Collected data:
┏━━
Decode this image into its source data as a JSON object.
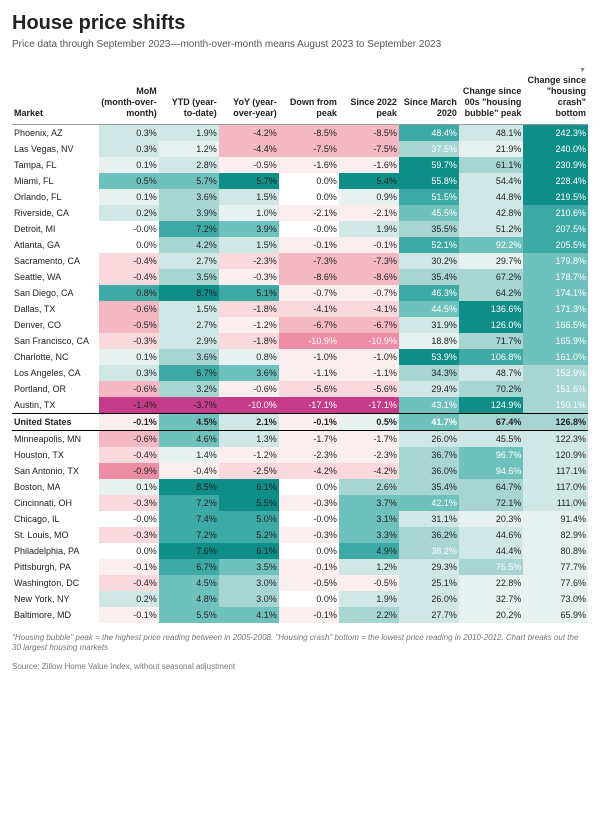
{
  "title": "House price shifts",
  "subtitle": "Price data through September 2023—month-over-month means August 2023 to September 2023",
  "columns": [
    {
      "key": "market",
      "label": "Market"
    },
    {
      "key": "mom",
      "label": "MoM (month-over-month)"
    },
    {
      "key": "ytd",
      "label": "YTD (year-to-date)"
    },
    {
      "key": "yoy",
      "label": "YoY (year-over-year)"
    },
    {
      "key": "down",
      "label": "Down from peak"
    },
    {
      "key": "s2022",
      "label": "Since 2022 peak"
    },
    {
      "key": "smar",
      "label": "Since March 2020"
    },
    {
      "key": "bubble",
      "label": "Change since 00s \"housing bubble\" peak"
    },
    {
      "key": "crash",
      "label": "Change since \"housing crash\" bottom"
    }
  ],
  "sort_indicator": "▼",
  "heat_palette": {
    "neg": [
      "#fbeeef",
      "#f9d8de",
      "#f4b8c4",
      "#ee8ea6",
      "#e85f8a",
      "#c53d8a"
    ],
    "pos": [
      "#e6f1f0",
      "#cfe7e5",
      "#a6d5d2",
      "#6fc1bd",
      "#3daaa5",
      "#0f8e88"
    ],
    "neutral": "#ffffff"
  },
  "col_ranges": {
    "mom": {
      "min": -1.5,
      "max": 1.0
    },
    "ytd": {
      "min": -4.0,
      "max": 9.0
    },
    "yoy": {
      "min": -10.0,
      "max": 6.5
    },
    "down": {
      "min": -17.5,
      "max": 0.1
    },
    "s2022": {
      "min": -17.5,
      "max": 6.0
    },
    "smar": {
      "min": 18.0,
      "max": 60.0
    },
    "bubble": {
      "min": 20.0,
      "max": 140.0
    },
    "crash": {
      "min": 65.0,
      "max": 243.0
    }
  },
  "rows": [
    {
      "market": "Phoenix, AZ",
      "mom": 0.3,
      "ytd": 1.9,
      "yoy": -4.2,
      "down": -8.5,
      "s2022": -8.5,
      "smar": 48.4,
      "bubble": 48.1,
      "crash": 242.3
    },
    {
      "market": "Las Vegas, NV",
      "mom": 0.3,
      "ytd": 1.2,
      "yoy": -4.4,
      "down": -7.5,
      "s2022": -7.5,
      "smar": 37.5,
      "bubble": 21.9,
      "crash": 240.0
    },
    {
      "market": "Tampa, FL",
      "mom": 0.1,
      "ytd": 2.8,
      "yoy": -0.5,
      "down": -1.6,
      "s2022": -1.6,
      "smar": 59.7,
      "bubble": 61.1,
      "crash": 230.9
    },
    {
      "market": "Miami, FL",
      "mom": 0.5,
      "ytd": 5.7,
      "yoy": 5.7,
      "down": 0.0,
      "s2022": 5.4,
      "smar": 55.8,
      "bubble": 54.4,
      "crash": 228.4
    },
    {
      "market": "Orlando, FL",
      "mom": 0.1,
      "ytd": 3.6,
      "yoy": 1.5,
      "down": 0.0,
      "s2022": 0.9,
      "smar": 51.5,
      "bubble": 44.8,
      "crash": 219.5
    },
    {
      "market": "Riverside, CA",
      "mom": 0.2,
      "ytd": 3.9,
      "yoy": 1.0,
      "down": -2.1,
      "s2022": -2.1,
      "smar": 45.5,
      "bubble": 42.8,
      "crash": 210.6
    },
    {
      "market": "Detroit, MI",
      "mom": -0.0,
      "ytd": 7.2,
      "yoy": 3.9,
      "down": -0.0,
      "s2022": 1.9,
      "smar": 35.5,
      "bubble": 51.2,
      "crash": 207.5
    },
    {
      "market": "Atlanta, GA",
      "mom": 0.0,
      "ytd": 4.2,
      "yoy": 1.5,
      "down": -0.1,
      "s2022": -0.1,
      "smar": 52.1,
      "bubble": 92.2,
      "crash": 205.5
    },
    {
      "market": "Sacramento, CA",
      "mom": -0.4,
      "ytd": 2.7,
      "yoy": -2.3,
      "down": -7.3,
      "s2022": -7.3,
      "smar": 30.2,
      "bubble": 29.7,
      "crash": 179.8
    },
    {
      "market": "Seattle, WA",
      "mom": -0.4,
      "ytd": 3.5,
      "yoy": -0.3,
      "down": -8.6,
      "s2022": -8.6,
      "smar": 35.4,
      "bubble": 67.2,
      "crash": 178.7
    },
    {
      "market": "San Diego, CA",
      "mom": 0.8,
      "ytd": 8.7,
      "yoy": 5.1,
      "down": -0.7,
      "s2022": -0.7,
      "smar": 46.3,
      "bubble": 64.2,
      "crash": 174.1
    },
    {
      "market": "Dallas, TX",
      "mom": -0.6,
      "ytd": 1.5,
      "yoy": -1.8,
      "down": -4.1,
      "s2022": -4.1,
      "smar": 44.5,
      "bubble": 136.6,
      "crash": 171.3
    },
    {
      "market": "Denver, CO",
      "mom": -0.5,
      "ytd": 2.7,
      "yoy": -1.2,
      "down": -6.7,
      "s2022": -6.7,
      "smar": 31.9,
      "bubble": 126.0,
      "crash": 166.5
    },
    {
      "market": "San Francisco, CA",
      "mom": -0.3,
      "ytd": 2.9,
      "yoy": -1.8,
      "down": -10.9,
      "s2022": -10.9,
      "smar": 18.8,
      "bubble": 71.7,
      "crash": 165.9
    },
    {
      "market": "Charlotte, NC",
      "mom": 0.1,
      "ytd": 3.6,
      "yoy": 0.8,
      "down": -1.0,
      "s2022": -1.0,
      "smar": 53.9,
      "bubble": 106.8,
      "crash": 161.0
    },
    {
      "market": "Los Angeles, CA",
      "mom": 0.3,
      "ytd": 6.7,
      "yoy": 3.6,
      "down": -1.1,
      "s2022": -1.1,
      "smar": 34.3,
      "bubble": 48.7,
      "crash": 152.9
    },
    {
      "market": "Portland, OR",
      "mom": -0.6,
      "ytd": 3.2,
      "yoy": -0.6,
      "down": -5.6,
      "s2022": -5.6,
      "smar": 29.4,
      "bubble": 70.2,
      "crash": 151.6
    },
    {
      "market": "Austin, TX",
      "mom": -1.4,
      "ytd": -3.7,
      "yoy": -10.0,
      "down": -17.1,
      "s2022": -17.1,
      "smar": 43.1,
      "bubble": 124.9,
      "crash": 150.1
    },
    {
      "market": "United States",
      "mom": -0.1,
      "ytd": 4.5,
      "yoy": 2.1,
      "down": -0.1,
      "s2022": 0.5,
      "smar": 41.7,
      "bubble": 67.4,
      "crash": 126.8,
      "is_total": true
    },
    {
      "market": "Minneapolis, MN",
      "mom": -0.6,
      "ytd": 4.6,
      "yoy": 1.3,
      "down": -1.7,
      "s2022": -1.7,
      "smar": 26.0,
      "bubble": 45.5,
      "crash": 122.3
    },
    {
      "market": "Houston, TX",
      "mom": -0.4,
      "ytd": 1.4,
      "yoy": -1.2,
      "down": -2.3,
      "s2022": -2.3,
      "smar": 36.7,
      "bubble": 96.7,
      "crash": 120.9
    },
    {
      "market": "San Antonio, TX",
      "mom": -0.9,
      "ytd": -0.4,
      "yoy": -2.5,
      "down": -4.2,
      "s2022": -4.2,
      "smar": 36.0,
      "bubble": 94.6,
      "crash": 117.1
    },
    {
      "market": "Boston, MA",
      "mom": 0.1,
      "ytd": 8.5,
      "yoy": 6.1,
      "down": 0.0,
      "s2022": 2.6,
      "smar": 35.4,
      "bubble": 64.7,
      "crash": 117.0
    },
    {
      "market": "Cincinnati, OH",
      "mom": -0.3,
      "ytd": 7.2,
      "yoy": 5.5,
      "down": -0.3,
      "s2022": 3.7,
      "smar": 42.1,
      "bubble": 72.1,
      "crash": 111.0
    },
    {
      "market": "Chicago, IL",
      "mom": -0.0,
      "ytd": 7.4,
      "yoy": 5.0,
      "down": -0.0,
      "s2022": 3.1,
      "smar": 31.1,
      "bubble": 20.3,
      "crash": 91.4
    },
    {
      "market": "St. Louis, MO",
      "mom": -0.3,
      "ytd": 7.2,
      "yoy": 5.2,
      "down": -0.3,
      "s2022": 3.3,
      "smar": 36.2,
      "bubble": 44.6,
      "crash": 82.9
    },
    {
      "market": "Philadelphia, PA",
      "mom": 0.0,
      "ytd": 7.6,
      "yoy": 6.1,
      "down": 0.0,
      "s2022": 4.9,
      "smar": 38.2,
      "bubble": 44.4,
      "crash": 80.8
    },
    {
      "market": "Pittsburgh, PA",
      "mom": -0.1,
      "ytd": 6.7,
      "yoy": 3.5,
      "down": -0.1,
      "s2022": 1.2,
      "smar": 29.3,
      "bubble": 75.5,
      "crash": 77.7
    },
    {
      "market": "Washington, DC",
      "mom": -0.4,
      "ytd": 4.5,
      "yoy": 3.0,
      "down": -0.5,
      "s2022": -0.5,
      "smar": 25.1,
      "bubble": 22.8,
      "crash": 77.6
    },
    {
      "market": "New York, NY",
      "mom": 0.2,
      "ytd": 4.8,
      "yoy": 3.0,
      "down": 0.0,
      "s2022": 1.9,
      "smar": 26.0,
      "bubble": 32.7,
      "crash": 73.0
    },
    {
      "market": "Baltimore, MD",
      "mom": -0.1,
      "ytd": 5.5,
      "yoy": 4.1,
      "down": -0.1,
      "s2022": 2.2,
      "smar": 27.7,
      "bubble": 20.2,
      "crash": 65.9
    }
  ],
  "footnote": "\"Housing bubble\" peak = the highest price reading between in 2005-2008. \"Housing crash\" bottom = the lowest price reading in 2010-2012. Chart breaks out the 30 largest housing markets",
  "source": "Source: Zillow Home Value Index, without seasonal adjustment",
  "font": {
    "title_size": 20,
    "subtitle_size": 10,
    "cell_size": 9,
    "foot_size": 8
  }
}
┗━━
What is expected
Write only the number of lines in the records that include the word "month".

Response to this exercise
2